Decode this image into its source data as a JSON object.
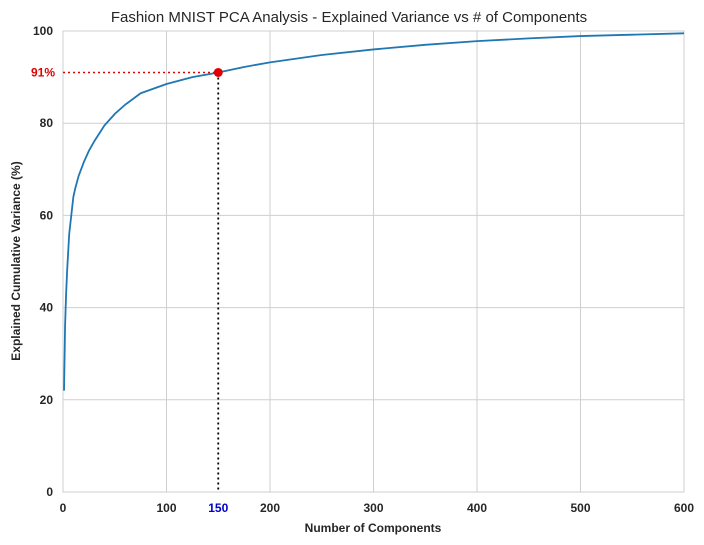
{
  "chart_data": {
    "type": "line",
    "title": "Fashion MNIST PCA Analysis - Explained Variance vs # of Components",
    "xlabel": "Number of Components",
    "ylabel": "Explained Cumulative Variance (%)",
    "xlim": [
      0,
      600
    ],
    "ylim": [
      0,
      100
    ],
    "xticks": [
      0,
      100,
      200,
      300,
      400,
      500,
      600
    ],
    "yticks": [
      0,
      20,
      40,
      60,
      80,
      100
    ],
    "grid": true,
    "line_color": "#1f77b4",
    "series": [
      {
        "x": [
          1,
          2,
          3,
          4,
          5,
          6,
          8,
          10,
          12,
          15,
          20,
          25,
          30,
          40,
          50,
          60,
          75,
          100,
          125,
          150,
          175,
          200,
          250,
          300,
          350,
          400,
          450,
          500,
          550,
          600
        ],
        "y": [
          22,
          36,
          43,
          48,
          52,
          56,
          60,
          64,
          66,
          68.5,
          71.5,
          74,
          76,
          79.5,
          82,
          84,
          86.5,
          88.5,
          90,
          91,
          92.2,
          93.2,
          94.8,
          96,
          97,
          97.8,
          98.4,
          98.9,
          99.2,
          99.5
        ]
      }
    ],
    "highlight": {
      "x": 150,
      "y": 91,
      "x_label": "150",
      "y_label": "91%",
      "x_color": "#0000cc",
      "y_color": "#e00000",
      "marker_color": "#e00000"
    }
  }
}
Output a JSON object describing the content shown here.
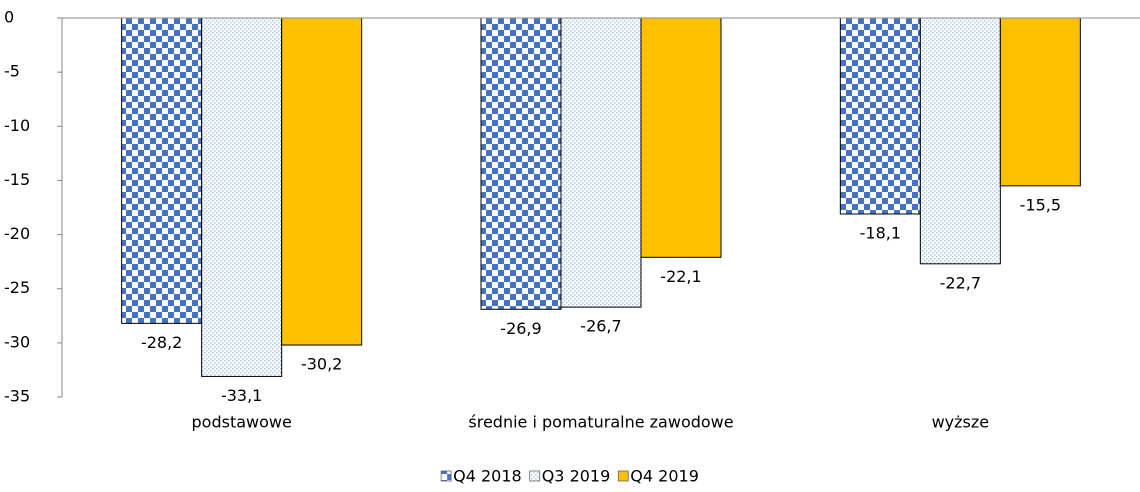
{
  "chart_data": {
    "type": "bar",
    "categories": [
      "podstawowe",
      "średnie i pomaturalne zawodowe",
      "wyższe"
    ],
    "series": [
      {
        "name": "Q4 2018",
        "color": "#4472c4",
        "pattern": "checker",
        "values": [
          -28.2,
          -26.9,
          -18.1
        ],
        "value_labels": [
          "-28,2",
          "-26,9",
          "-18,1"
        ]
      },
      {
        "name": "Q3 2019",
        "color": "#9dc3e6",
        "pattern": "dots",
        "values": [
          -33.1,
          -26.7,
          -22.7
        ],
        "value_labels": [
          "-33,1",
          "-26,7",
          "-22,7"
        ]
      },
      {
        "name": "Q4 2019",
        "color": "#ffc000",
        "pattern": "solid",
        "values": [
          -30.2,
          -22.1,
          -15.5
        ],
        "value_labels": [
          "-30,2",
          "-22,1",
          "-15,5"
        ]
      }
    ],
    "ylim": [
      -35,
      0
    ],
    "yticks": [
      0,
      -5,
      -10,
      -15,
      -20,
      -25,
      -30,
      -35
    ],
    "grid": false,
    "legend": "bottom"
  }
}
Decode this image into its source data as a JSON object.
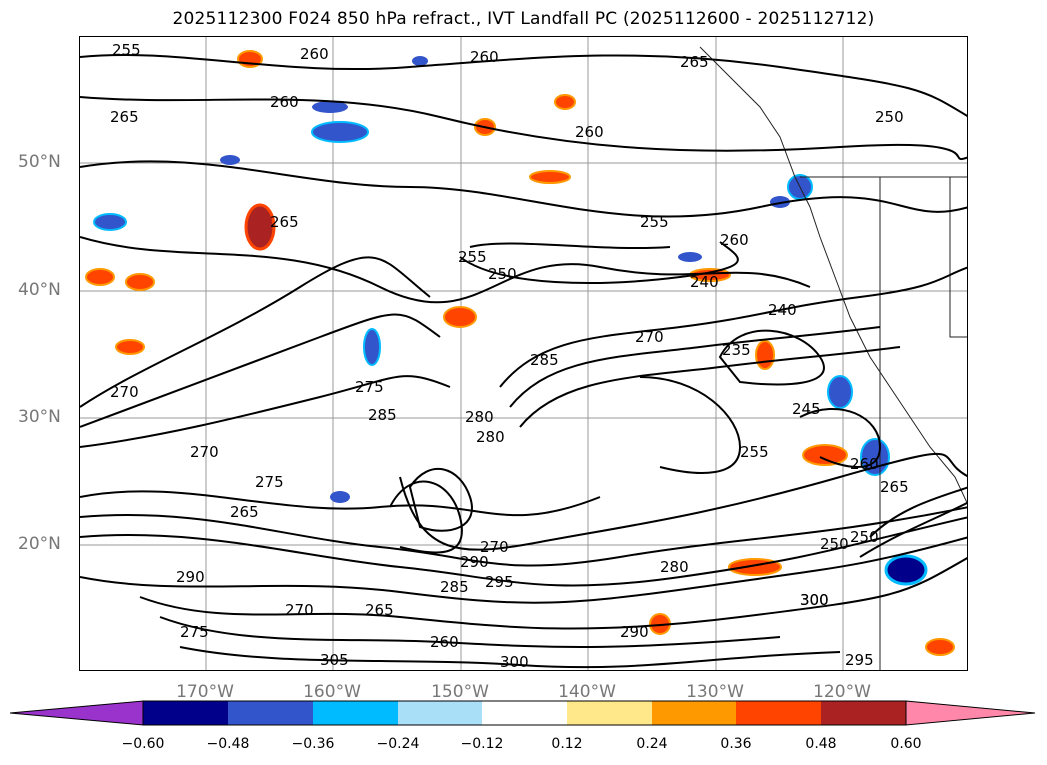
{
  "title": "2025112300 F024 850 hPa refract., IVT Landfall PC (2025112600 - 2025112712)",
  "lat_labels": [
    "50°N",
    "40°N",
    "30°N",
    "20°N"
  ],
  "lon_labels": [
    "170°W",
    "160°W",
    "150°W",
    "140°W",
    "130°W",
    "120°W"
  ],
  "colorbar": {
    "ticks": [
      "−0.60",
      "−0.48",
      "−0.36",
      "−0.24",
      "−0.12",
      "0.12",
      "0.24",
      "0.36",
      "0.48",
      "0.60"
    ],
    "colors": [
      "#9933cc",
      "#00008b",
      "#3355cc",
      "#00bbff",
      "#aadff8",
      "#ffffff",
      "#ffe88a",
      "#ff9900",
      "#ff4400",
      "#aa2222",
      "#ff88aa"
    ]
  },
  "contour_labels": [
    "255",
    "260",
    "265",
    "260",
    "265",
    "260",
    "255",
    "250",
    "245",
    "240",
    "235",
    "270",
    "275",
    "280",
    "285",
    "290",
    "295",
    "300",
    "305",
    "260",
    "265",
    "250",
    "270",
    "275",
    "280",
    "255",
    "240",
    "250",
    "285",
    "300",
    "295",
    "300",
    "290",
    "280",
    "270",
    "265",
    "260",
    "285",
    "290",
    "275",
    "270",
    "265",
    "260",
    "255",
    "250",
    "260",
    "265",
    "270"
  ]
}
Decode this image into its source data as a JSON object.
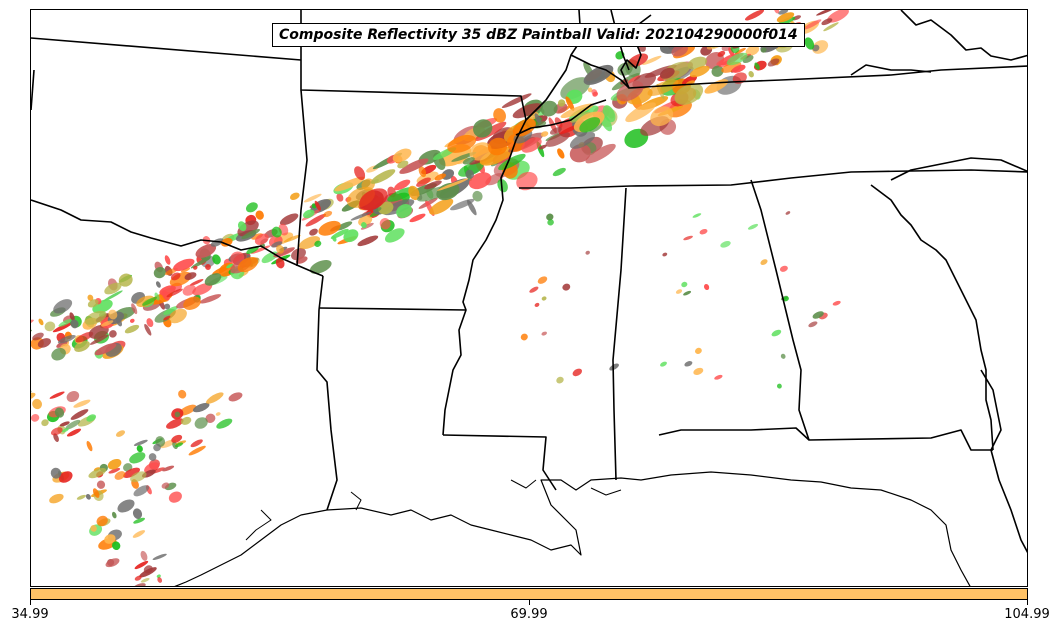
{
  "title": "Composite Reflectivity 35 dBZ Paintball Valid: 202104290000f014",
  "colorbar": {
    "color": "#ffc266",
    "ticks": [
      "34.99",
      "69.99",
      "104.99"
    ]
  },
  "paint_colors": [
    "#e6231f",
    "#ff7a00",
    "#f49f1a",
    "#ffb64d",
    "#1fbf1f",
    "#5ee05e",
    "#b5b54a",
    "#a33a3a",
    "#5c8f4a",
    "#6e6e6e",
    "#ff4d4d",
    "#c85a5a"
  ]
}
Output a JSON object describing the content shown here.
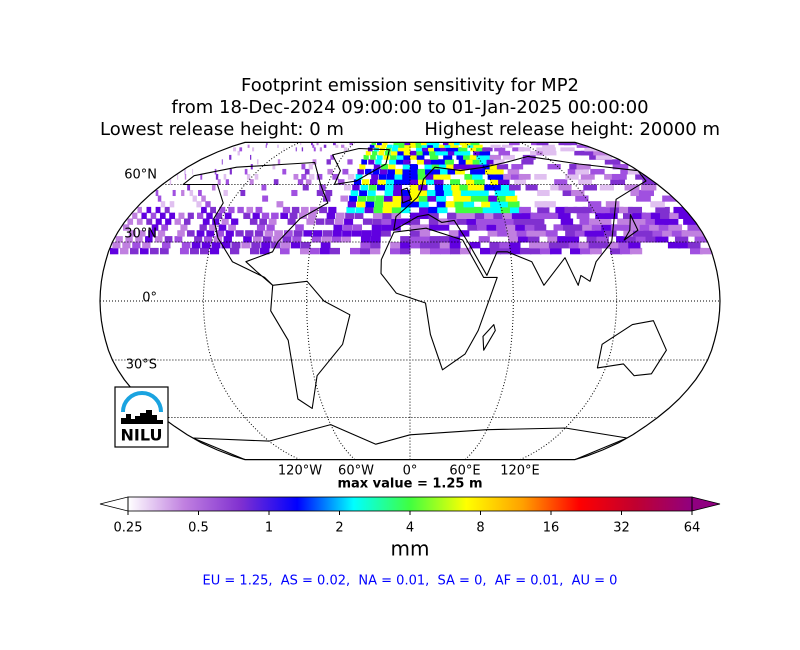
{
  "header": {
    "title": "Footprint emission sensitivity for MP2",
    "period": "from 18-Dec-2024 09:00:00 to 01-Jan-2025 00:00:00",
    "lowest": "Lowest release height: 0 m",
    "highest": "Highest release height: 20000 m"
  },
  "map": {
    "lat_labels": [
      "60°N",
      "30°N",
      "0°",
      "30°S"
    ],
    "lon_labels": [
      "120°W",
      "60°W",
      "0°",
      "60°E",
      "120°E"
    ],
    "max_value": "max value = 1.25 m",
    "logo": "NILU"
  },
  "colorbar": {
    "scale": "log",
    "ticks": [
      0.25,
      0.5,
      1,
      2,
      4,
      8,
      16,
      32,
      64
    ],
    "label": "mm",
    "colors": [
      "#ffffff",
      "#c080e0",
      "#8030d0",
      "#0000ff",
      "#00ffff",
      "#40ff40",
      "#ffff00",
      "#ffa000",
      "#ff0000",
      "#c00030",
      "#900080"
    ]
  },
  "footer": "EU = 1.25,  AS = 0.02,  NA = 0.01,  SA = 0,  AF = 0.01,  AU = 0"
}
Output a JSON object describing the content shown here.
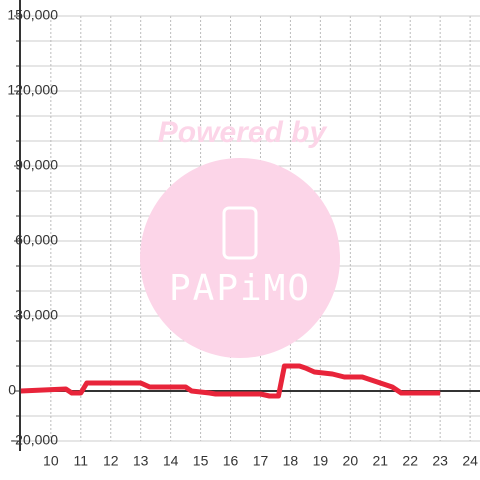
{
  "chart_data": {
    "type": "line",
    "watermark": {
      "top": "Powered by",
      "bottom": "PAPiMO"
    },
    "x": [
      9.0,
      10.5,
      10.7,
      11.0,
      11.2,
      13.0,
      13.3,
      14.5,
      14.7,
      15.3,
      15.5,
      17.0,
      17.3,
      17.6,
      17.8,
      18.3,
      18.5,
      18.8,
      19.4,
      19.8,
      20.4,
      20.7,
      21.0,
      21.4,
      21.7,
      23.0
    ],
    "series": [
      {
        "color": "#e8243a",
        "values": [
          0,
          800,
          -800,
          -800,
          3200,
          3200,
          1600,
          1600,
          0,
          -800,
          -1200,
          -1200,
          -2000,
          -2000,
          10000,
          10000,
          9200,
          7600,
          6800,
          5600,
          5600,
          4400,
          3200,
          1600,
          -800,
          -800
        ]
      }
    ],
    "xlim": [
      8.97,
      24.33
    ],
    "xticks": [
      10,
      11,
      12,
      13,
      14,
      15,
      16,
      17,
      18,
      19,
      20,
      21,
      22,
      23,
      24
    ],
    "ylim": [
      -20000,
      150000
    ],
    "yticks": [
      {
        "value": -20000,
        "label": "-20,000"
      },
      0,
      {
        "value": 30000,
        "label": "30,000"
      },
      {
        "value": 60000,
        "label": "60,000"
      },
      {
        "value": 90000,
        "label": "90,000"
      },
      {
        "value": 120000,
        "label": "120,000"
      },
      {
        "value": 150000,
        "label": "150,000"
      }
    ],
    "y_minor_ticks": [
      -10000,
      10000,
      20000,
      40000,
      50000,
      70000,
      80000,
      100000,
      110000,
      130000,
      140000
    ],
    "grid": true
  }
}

* * * *

▶ **GIVEN PROBLEM**:
Print the records word for word and exclude any picture they hold.

▶ **ANSWER TO THIS EXERCISE**:
Decode this image into its source data as a JSON object.
{
  "chart_data": {
    "type": "line",
    "title": "Fashion MNIST PCA Analysis - Explained Variance vs # of Components",
    "xlabel": "Number of Components",
    "ylabel": "Explained Cumulative Variance (%)",
    "xlim": [
      0,
      600
    ],
    "ylim": [
      0,
      100
    ],
    "xticks": [
      0,
      100,
      200,
      300,
      400,
      500,
      600
    ],
    "yticks": [
      0,
      20,
      40,
      60,
      80,
      100
    ],
    "grid": true,
    "line_color": "#1f77b4",
    "series": [
      {
        "x": [
          1,
          2,
          3,
          4,
          5,
          6,
          8,
          10,
          12,
          15,
          20,
          25,
          30,
          40,
          50,
          60,
          75,
          100,
          125,
          150,
          175,
          200,
          250,
          300,
          350,
          400,
          450,
          500,
          550,
          600
        ],
        "y": [
          22,
          36,
          43,
          48,
          52,
          56,
          60,
          64,
          66,
          68.5,
          71.5,
          74,
          76,
          79.5,
          82,
          84,
          86.5,
          88.5,
          90,
          91,
          92.2,
          93.2,
          94.8,
          96,
          97,
          97.8,
          98.4,
          98.9,
          99.2,
          99.5
        ]
      }
    ],
    "highlight": {
      "x": 150,
      "y": 91,
      "x_label": "150",
      "y_label": "91%",
      "x_color": "#0000cc",
      "y_color": "#e00000",
      "marker_color": "#e00000"
    }
  }
}
Output a JSON object describing the content shown here.
{
  "chart_data": {
    "type": "bar",
    "categories": [
      "podstawowe",
      "średnie i pomaturalne zawodowe",
      "wyższe"
    ],
    "series": [
      {
        "name": "Q4 2018",
        "color": "#4472c4",
        "pattern": "checker",
        "values": [
          -28.2,
          -26.9,
          -18.1
        ],
        "value_labels": [
          "-28,2",
          "-26,9",
          "-18,1"
        ]
      },
      {
        "name": "Q3 2019",
        "color": "#9dc3e6",
        "pattern": "dots",
        "values": [
          -33.1,
          -26.7,
          -22.7
        ],
        "value_labels": [
          "-33,1",
          "-26,7",
          "-22,7"
        ]
      },
      {
        "name": "Q4 2019",
        "color": "#ffc000",
        "pattern": "solid",
        "values": [
          -30.2,
          -22.1,
          -15.5
        ],
        "value_labels": [
          "-30,2",
          "-22,1",
          "-15,5"
        ]
      }
    ],
    "ylim": [
      -35,
      0
    ],
    "yticks": [
      0,
      -5,
      -10,
      -15,
      -20,
      -25,
      -30,
      -35
    ],
    "grid": false,
    "legend": "bottom"
  }
}
Decode this image into its source data as a JSON object.
{
  "title": "2025112300 F024 850 hPa refract., IVT Landfall PC (2025112600 - 2025112712)",
  "lat_labels": [
    "50°N",
    "40°N",
    "30°N",
    "20°N"
  ],
  "lon_labels": [
    "170°W",
    "160°W",
    "150°W",
    "140°W",
    "130°W",
    "120°W"
  ],
  "colorbar": {
    "ticks": [
      "−0.60",
      "−0.48",
      "−0.36",
      "−0.24",
      "−0.12",
      "0.12",
      "0.24",
      "0.36",
      "0.48",
      "0.60"
    ],
    "colors": [
      "#9933cc",
      "#00008b",
      "#3355cc",
      "#00bbff",
      "#aadff8",
      "#ffffff",
      "#ffe88a",
      "#ff9900",
      "#ff4400",
      "#aa2222",
      "#ff88aa"
    ]
  },
  "contour_labels": [
    "255",
    "260",
    "265",
    "260",
    "265",
    "260",
    "255",
    "250",
    "245",
    "240",
    "235",
    "270",
    "275",
    "280",
    "285",
    "290",
    "295",
    "300",
    "305",
    "260",
    "265",
    "250",
    "270",
    "275",
    "280",
    "255",
    "240",
    "250",
    "285",
    "300",
    "295",
    "300",
    "290",
    "280",
    "270",
    "265",
    "260",
    "285",
    "290",
    "275",
    "270",
    "265",
    "260",
    "255",
    "250",
    "260",
    "265",
    "270"
  ]
}
Decode this image into its source data as a JSON object.
{
  "title": "Composite Reflectivity 35 dBZ Paintball Valid: 202104290000f014",
  "colorbar": {
    "color": "#ffc266",
    "ticks": [
      "34.99",
      "69.99",
      "104.99"
    ]
  },
  "paint_colors": [
    "#e6231f",
    "#ff7a00",
    "#f49f1a",
    "#ffb64d",
    "#1fbf1f",
    "#5ee05e",
    "#b5b54a",
    "#a33a3a",
    "#5c8f4a",
    "#6e6e6e",
    "#ff4d4d",
    "#c85a5a"
  ]
}
Output a JSON object describing the content shown here.
{
  "header": {
    "title": "Footprint emission sensitivity for MP2",
    "period": "from 18-Dec-2024 09:00:00 to 01-Jan-2025 00:00:00",
    "lowest": "Lowest release height: 0 m",
    "highest": "Highest release height: 20000 m"
  },
  "map": {
    "lat_labels": [
      "60°N",
      "30°N",
      "0°",
      "30°S"
    ],
    "lon_labels": [
      "120°W",
      "60°W",
      "0°",
      "60°E",
      "120°E"
    ],
    "max_value": "max value = 1.25 m",
    "logo": "NILU"
  },
  "colorbar": {
    "scale": "log",
    "ticks": [
      0.25,
      0.5,
      1,
      2,
      4,
      8,
      16,
      32,
      64
    ],
    "label": "mm",
    "colors": [
      "#ffffff",
      "#c080e0",
      "#8030d0",
      "#0000ff",
      "#00ffff",
      "#40ff40",
      "#ffff00",
      "#ffa000",
      "#ff0000",
      "#c00030",
      "#900080"
    ]
  },
  "footer": "EU = 1.25,  AS = 0.02,  NA = 0.01,  SA = 0,  AF = 0.01,  AU = 0"
}
Output a JSON object describing the content shown here.
{
  "chart_data": {
    "type": "line",
    "watermark": {
      "top": "Powered by",
      "bottom": "PAPiMO"
    },
    "x": [
      9.0,
      10.5,
      10.7,
      11.0,
      11.2,
      13.0,
      13.3,
      14.5,
      14.7,
      15.3,
      15.5,
      17.0,
      17.3,
      17.6,
      17.8,
      18.3,
      18.5,
      18.8,
      19.4,
      19.8,
      20.4,
      20.7,
      21.0,
      21.4,
      21.7,
      23.0
    ],
    "series": [
      {
        "color": "#e8243a",
        "values": [
          0,
          800,
          -800,
          -800,
          3200,
          3200,
          1600,
          1600,
          0,
          -800,
          -1200,
          -1200,
          -2000,
          -2000,
          10000,
          10000,
          9200,
          7600,
          6800,
          5600,
          5600,
          4400,
          3200,
          1600,
          -800,
          -800
        ]
      }
    ],
    "xlim": [
      8.97,
      24.33
    ],
    "xticks": [
      10,
      11,
      12,
      13,
      14,
      15,
      16,
      17,
      18,
      19,
      20,
      21,
      22,
      23,
      24
    ],
    "ylim": [
      -20000,
      150000
    ],
    "yticks": [
      {
        "value": -20000,
        "label": "-20,000"
      },
      0,
      {
        "value": 30000,
        "label": "30,000"
      },
      {
        "value": 60000,
        "label": "60,000"
      },
      {
        "value": 90000,
        "label": "90,000"
      },
      {
        "value": 120000,
        "label": "120,000"
      },
      {
        "value": 150000,
        "label": "150,000"
      }
    ],
    "y_minor_ticks": [
      -10000,
      10000,
      20000,
      40000,
      50000,
      70000,
      80000,
      100000,
      110000,
      130000,
      140000
    ],
    "grid": true
  }
}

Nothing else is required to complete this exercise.